- [Supplied passage]
::::::::

Skip to content

oxylabs/how-to-scrape-airbnb

Folders and files

NameName
Last commit message
Last commit date

Latest commit

 

History

16 Commits
 
 
 
 

Repository files navigation

How to Scrape Airbnb Listing Data With Python

Oxylabs promo code

See this in-depth article to learn how to easily scrape Airbnb listings with Python while using Oxylabs’ Airbnb Scraper API to bypass blocks and interruptions.

You can find more information on this topic in our blog post.

1. Install prerequisites

Start by installing Python from the official website if you don’t have it already. Additionally, we recommend using an Integrated Development Environment (IDE) like PyCharm or VS Code for easier development and debugging processes. Then, install the required Python libraries for this project:

pip install asyncio, aiohttp, requests

The asyncio and aiohttp modules will be used to make asynchronous requests and thus speed up the scraping process. Additionally, the requests library will be used to send a simple test request.

2. Get a free API trial and test your connection

Head to the Oxylabs dashboard and claim your 7-day free trial for Web Scraper API which includes Airbnb Scraper API. See the steps here on how to get your free trial when logged in to the dashboard.

::::::::

- [Data shown]
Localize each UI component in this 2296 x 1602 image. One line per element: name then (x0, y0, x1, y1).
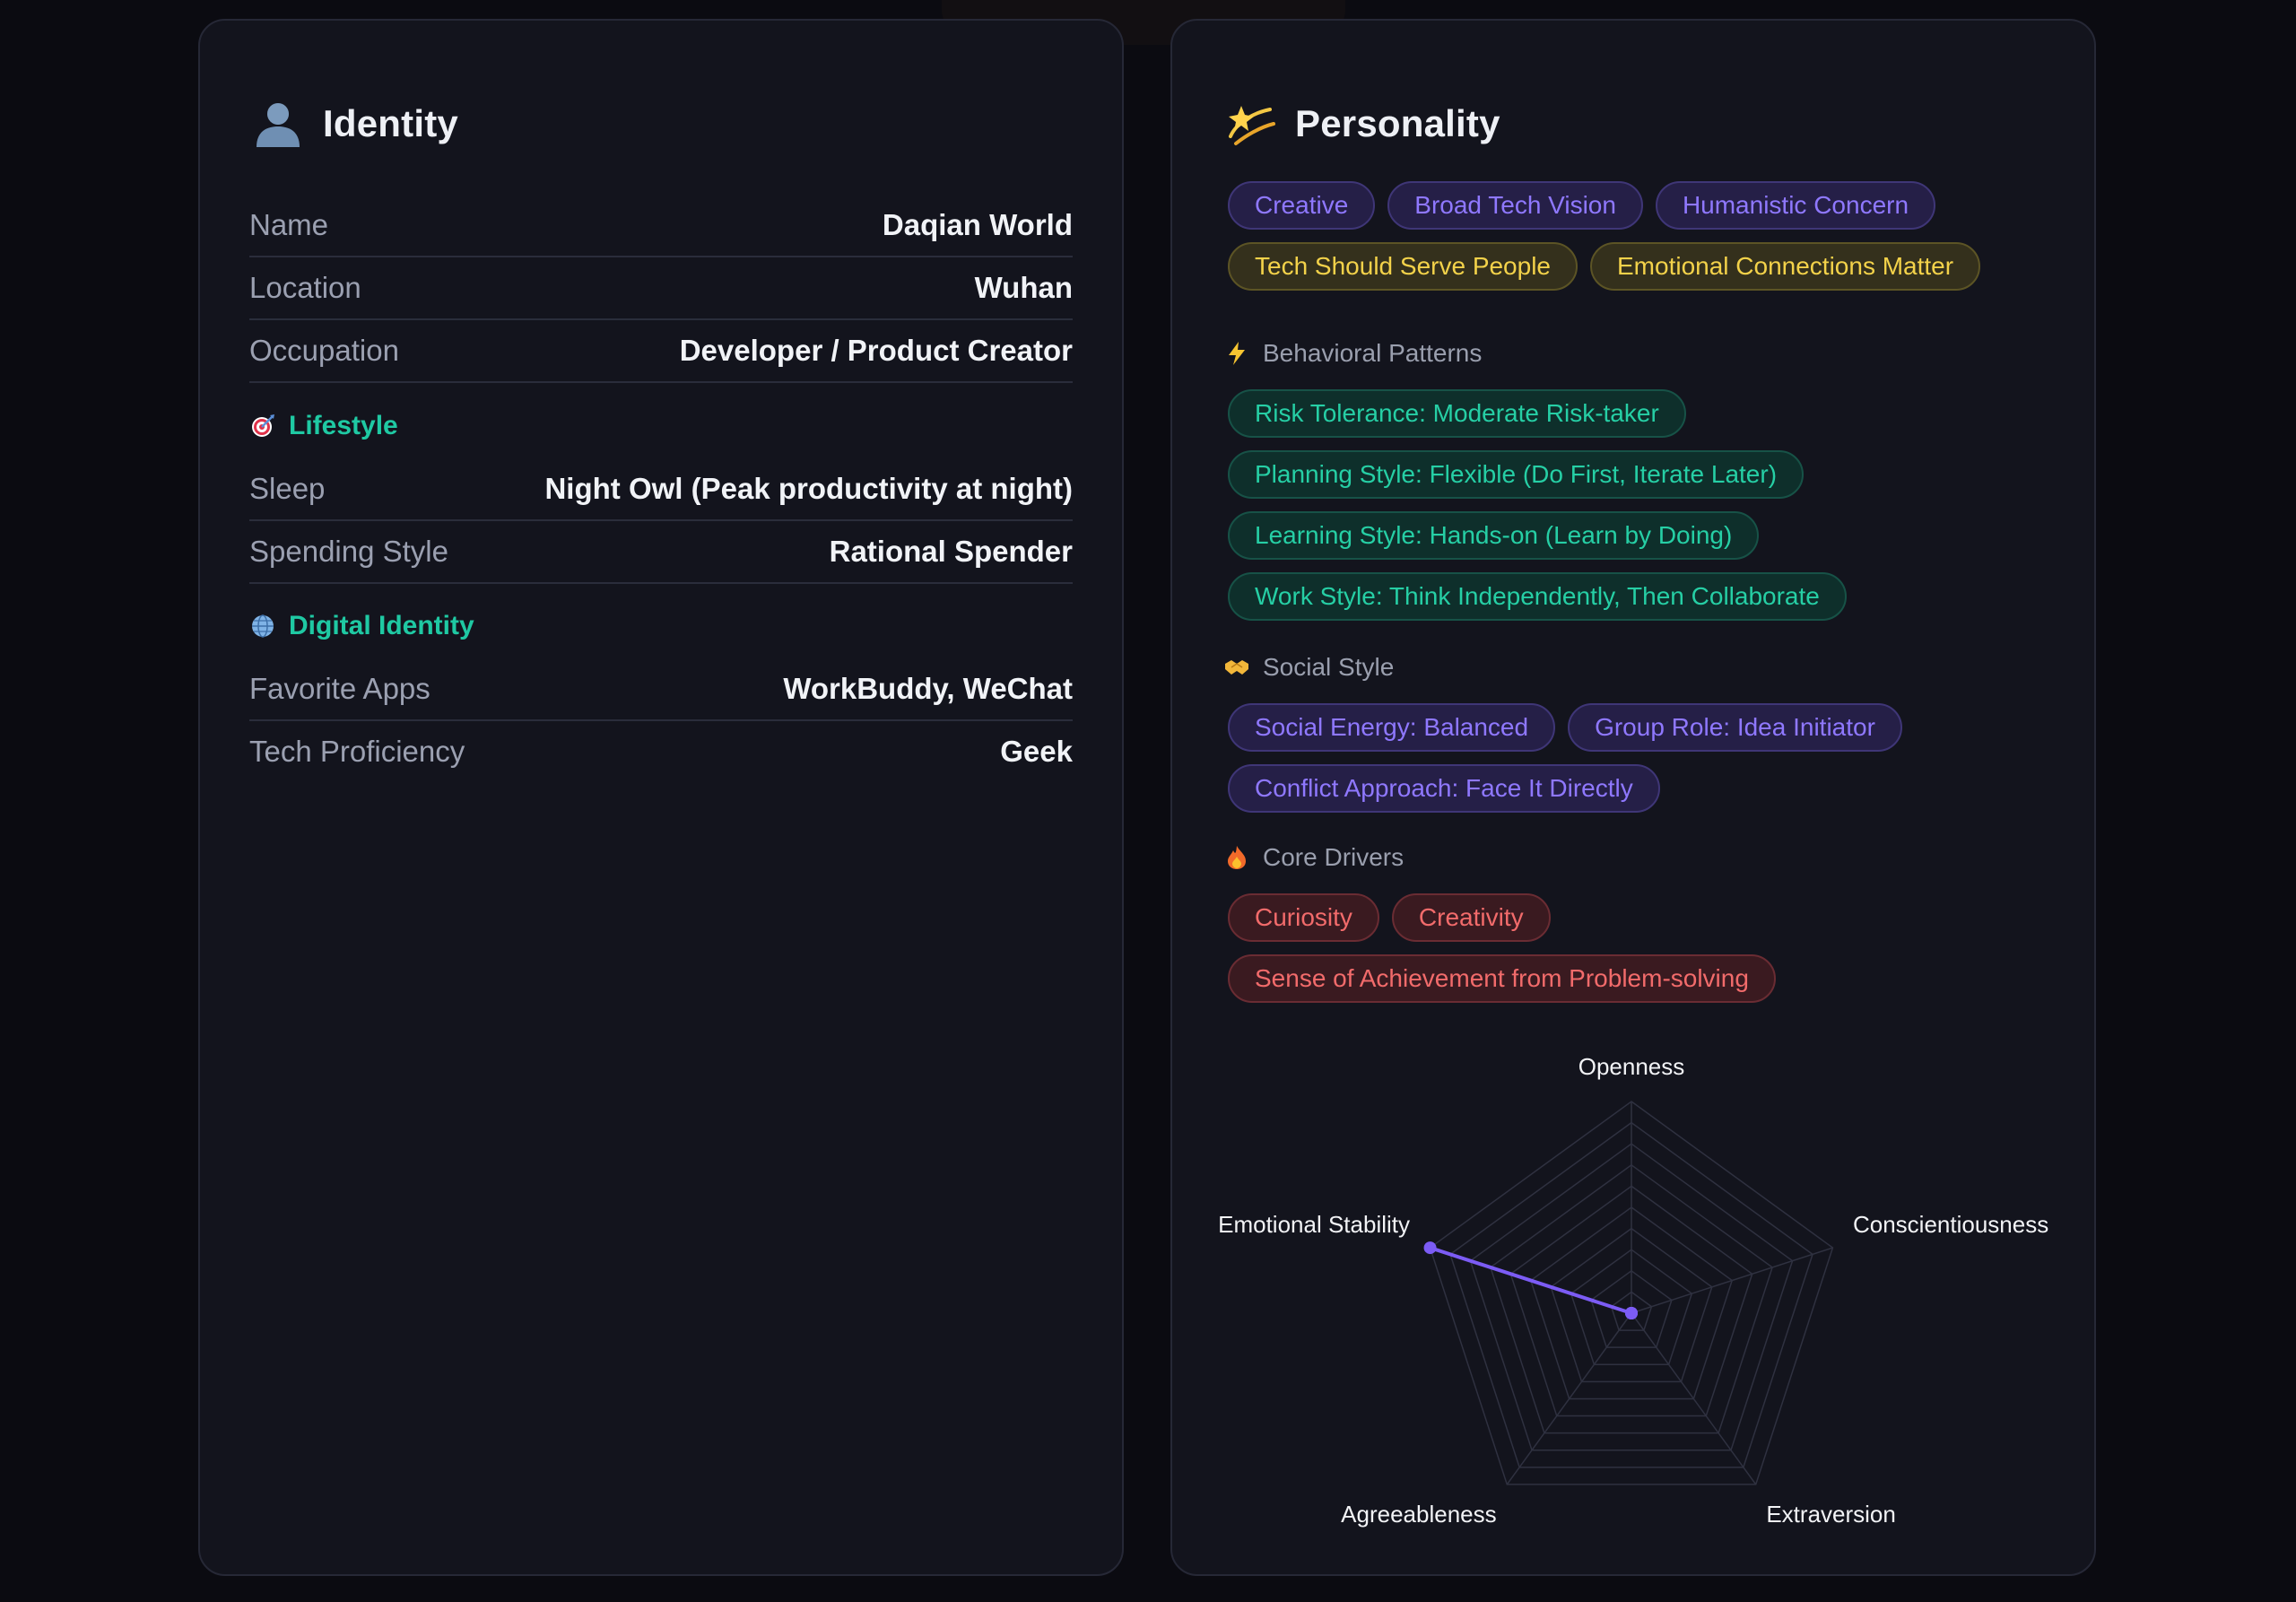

::::::::

Pick up the guide on scraping Airbnb listings with Python right after its final sentence and carry it forward.

- [Output]
Web Scraper API comes with a worldwide proxy pool, a Headless Browser, a Custom Parser, batch queries, and other smart features for block-free web scraping. As a result, you won’t need any additional Python libraries like Beautiful Soup, Selenium, or Puppeteer since dynamic page rendering, human-like requests, and data parsing will be done via Web Scraper API.

Send a test request

import requests
from pprint import pprint

payload = {
    "source": "universal",
    "url": "https://www.airbnb.com/rooms/639705836870039306?adults=1&category_tag=Tag%3A8536&children=0&enable_m3_private_room=true&infants=0&pets=0&photo_id=1437197361&search_mode=flex_destinations_search&check_in=2024-06-28&check_out=2024-07-03&source_impression_id=p3_1708944446_F%2FuHvpf5A7Gvt8Pi&previous_page_section_name=1000",
    "geo_location": "United States",
    "render": "html"
}

response = requests.post(
    "https://realtime.oxylabs.io/v1/queries",
    auth=("USERNAME", "PASSWORD"), # Replace with your API credentials
    json=payload
)

pprint(response.json())

If you see a status_code of 200 within the response, your scraping job has been executed successfully.

3. Import the libraries

The next step to scrape Airbnb data is to use and import the following libraries:

import json, asyncio, aiohttp
from aiohttp import BasicAuth

4. Store API credentials and Airbnb listing URLs

USERNAME, PASSWORD = "USERNAME", "PASSWORD"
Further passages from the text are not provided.